Go through the entries and transcribe each one exactly, dropping the pictures.

** start of RECORDED INFORMATION **

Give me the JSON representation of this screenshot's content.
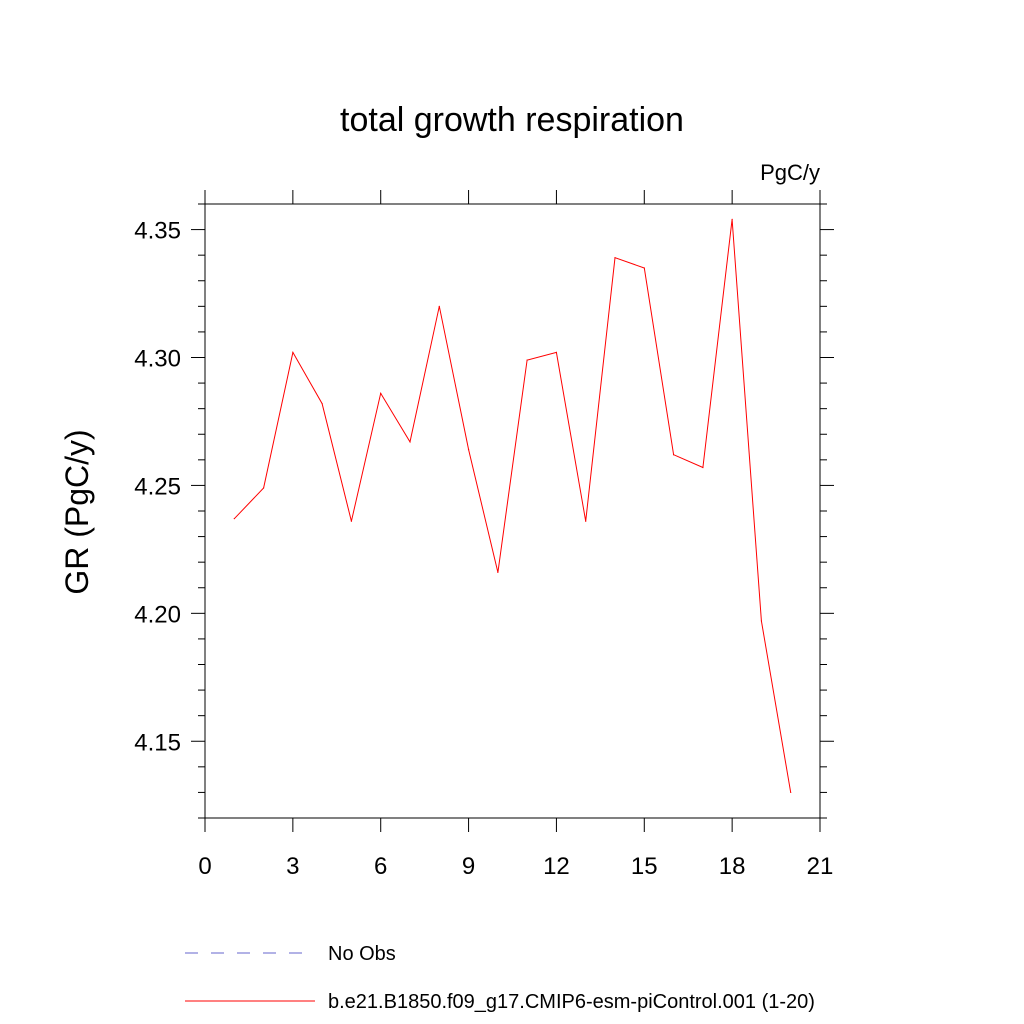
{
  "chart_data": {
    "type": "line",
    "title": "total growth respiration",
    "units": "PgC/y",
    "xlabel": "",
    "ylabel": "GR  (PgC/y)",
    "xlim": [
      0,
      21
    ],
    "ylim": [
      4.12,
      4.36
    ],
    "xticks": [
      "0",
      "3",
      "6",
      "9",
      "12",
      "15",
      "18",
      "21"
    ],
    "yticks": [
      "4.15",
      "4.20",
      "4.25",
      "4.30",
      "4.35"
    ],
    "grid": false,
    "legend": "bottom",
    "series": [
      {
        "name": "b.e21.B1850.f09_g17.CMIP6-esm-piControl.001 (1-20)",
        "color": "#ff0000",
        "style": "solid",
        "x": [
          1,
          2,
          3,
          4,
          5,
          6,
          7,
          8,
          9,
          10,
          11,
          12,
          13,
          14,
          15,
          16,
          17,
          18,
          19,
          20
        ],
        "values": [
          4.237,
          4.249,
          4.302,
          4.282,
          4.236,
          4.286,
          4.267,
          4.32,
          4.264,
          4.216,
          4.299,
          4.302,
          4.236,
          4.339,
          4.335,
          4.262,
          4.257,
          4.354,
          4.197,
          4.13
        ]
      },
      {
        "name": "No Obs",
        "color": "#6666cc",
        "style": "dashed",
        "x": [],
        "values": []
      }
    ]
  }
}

** end of RECORDED INFORMATION **

RESPONSE:
Give me the JSON representation of this screenshot's content.
{
  "chart_data": {
    "type": "line",
    "title": "total growth respiration",
    "units": "PgC/y",
    "xlabel": "",
    "ylabel": "GR  (PgC/y)",
    "xlim": [
      0,
      21
    ],
    "ylim": [
      4.12,
      4.36
    ],
    "xticks": [
      "0",
      "3",
      "6",
      "9",
      "12",
      "15",
      "18",
      "21"
    ],
    "yticks": [
      "4.15",
      "4.20",
      "4.25",
      "4.30",
      "4.35"
    ],
    "grid": false,
    "legend": "bottom",
    "series": [
      {
        "name": "b.e21.B1850.f09_g17.CMIP6-esm-piControl.001 (1-20)",
        "color": "#ff0000",
        "style": "solid",
        "x": [
          1,
          2,
          3,
          4,
          5,
          6,
          7,
          8,
          9,
          10,
          11,
          12,
          13,
          14,
          15,
          16,
          17,
          18,
          19,
          20
        ],
        "values": [
          4.237,
          4.249,
          4.302,
          4.282,
          4.236,
          4.286,
          4.267,
          4.32,
          4.264,
          4.216,
          4.299,
          4.302,
          4.236,
          4.339,
          4.335,
          4.262,
          4.257,
          4.354,
          4.197,
          4.13
        ]
      },
      {
        "name": "No Obs",
        "color": "#6666cc",
        "style": "dashed",
        "x": [],
        "values": []
      }
    ]
  }
}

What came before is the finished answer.